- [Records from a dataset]
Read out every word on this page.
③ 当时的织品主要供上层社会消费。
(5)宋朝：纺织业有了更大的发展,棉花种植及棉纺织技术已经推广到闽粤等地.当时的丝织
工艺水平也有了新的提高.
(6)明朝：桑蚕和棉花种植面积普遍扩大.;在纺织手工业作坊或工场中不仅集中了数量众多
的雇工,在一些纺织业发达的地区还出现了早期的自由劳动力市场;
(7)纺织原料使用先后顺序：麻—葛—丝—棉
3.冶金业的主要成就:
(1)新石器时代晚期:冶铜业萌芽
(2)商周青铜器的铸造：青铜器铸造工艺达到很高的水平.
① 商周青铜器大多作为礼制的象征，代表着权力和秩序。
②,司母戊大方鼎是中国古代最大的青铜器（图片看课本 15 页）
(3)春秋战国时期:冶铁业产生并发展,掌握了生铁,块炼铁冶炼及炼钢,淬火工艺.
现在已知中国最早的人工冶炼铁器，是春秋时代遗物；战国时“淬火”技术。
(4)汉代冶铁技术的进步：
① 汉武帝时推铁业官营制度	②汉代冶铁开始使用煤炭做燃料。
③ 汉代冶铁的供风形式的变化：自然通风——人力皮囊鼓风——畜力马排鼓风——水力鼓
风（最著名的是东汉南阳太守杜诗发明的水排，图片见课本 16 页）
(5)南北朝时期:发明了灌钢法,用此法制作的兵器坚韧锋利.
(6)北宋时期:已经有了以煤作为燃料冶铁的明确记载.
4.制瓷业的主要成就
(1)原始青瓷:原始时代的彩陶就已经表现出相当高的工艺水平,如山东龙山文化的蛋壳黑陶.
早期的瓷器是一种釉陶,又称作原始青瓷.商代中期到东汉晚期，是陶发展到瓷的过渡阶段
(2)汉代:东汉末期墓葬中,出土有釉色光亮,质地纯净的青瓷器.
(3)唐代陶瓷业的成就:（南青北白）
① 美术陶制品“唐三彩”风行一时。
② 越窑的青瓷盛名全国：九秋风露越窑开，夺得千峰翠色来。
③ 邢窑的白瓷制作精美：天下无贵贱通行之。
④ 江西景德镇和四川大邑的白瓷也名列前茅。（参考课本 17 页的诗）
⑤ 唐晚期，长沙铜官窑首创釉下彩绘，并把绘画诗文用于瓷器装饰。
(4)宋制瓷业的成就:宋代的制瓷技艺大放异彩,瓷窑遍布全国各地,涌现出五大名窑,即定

- [WHAT IS NEEDED]
Write out every record, exactly as written.

- [ANSWER FOR THIS EXERCISE]
Read out every word on this page.
③ 当时的织品主要供上层社会消费。
(5)宋朝：纺织业有了更大的发展,棉花种植及棉纺织技术已经推广到闽粤等地.当时的丝织
工艺水平也有了新的提高.
(6)明朝：桑蚕和棉花种植面积普遍扩大.;在纺织手工业作坊或工场中不仅集中了数量众多
的雇工,在一些纺织业发达的地区还出现了早期的自由劳动力市场;
(7)纺织原料使用先后顺序：麻—葛—丝—棉
3.冶金业的主要成就:
(1)新石器时代晚期:冶铜业萌芽
(2)商周青铜器的铸造：青铜器铸造工艺达到很高的水平.
① 商周青铜器大多作为礼制的象征，代表着权力和秩序。
②,司母戊大方鼎是中国古代最大的青铜器（图片看课本 15 页）
(3)春秋战国时期:冶铁业产生并发展,掌握了生铁,块炼铁冶炼及炼钢,淬火工艺.
现在已知中国最早的人工冶炼铁器，是春秋时代遗物；战国时“淬火”技术。
(4)汉代冶铁技术的进步：
① 汉武帝时推铁业官营制度	②汉代冶铁开始使用煤炭做燃料。
③ 汉代冶铁的供风形式的变化：自然通风——人力皮囊鼓风——畜力马排鼓风——水力鼓
风（最著名的是东汉南阳太守杜诗发明的水排，图片见课本 16 页）
(5)南北朝时期:发明了灌钢法,用此法制作的兵器坚韧锋利.
(6)北宋时期:已经有了以煤作为燃料冶铁的明确记载.
4.制瓷业的主要成就
(1)原始青瓷:原始时代的彩陶就已经表现出相当高的工艺水平,如山东龙山文化的蛋壳黑陶.
早期的瓷器是一种釉陶,又称作原始青瓷.商代中期到东汉晚期，是陶发展到瓷的过渡阶段
(2)汉代:东汉末期墓葬中,出土有釉色光亮,质地纯净的青瓷器.
(3)唐代陶瓷业的成就:（南青北白）
① 美术陶制品“唐三彩”风行一时。
② 越窑的青瓷盛名全国：九秋风露越窑开，夺得千峰翠色来。
③ 邢窑的白瓷制作精美：天下无贵贱通行之。
④ 江西景德镇和四川大邑的白瓷也名列前茅。（参考课本 17 页的诗）
⑤ 唐晚期，长沙铜官窑首创釉下彩绘，并把绘画诗文用于瓷器装饰。
(4)宋制瓷业的成就:宋代的制瓷技艺大放异彩,瓷窑遍布全国各地,涌现出五大名窑,即定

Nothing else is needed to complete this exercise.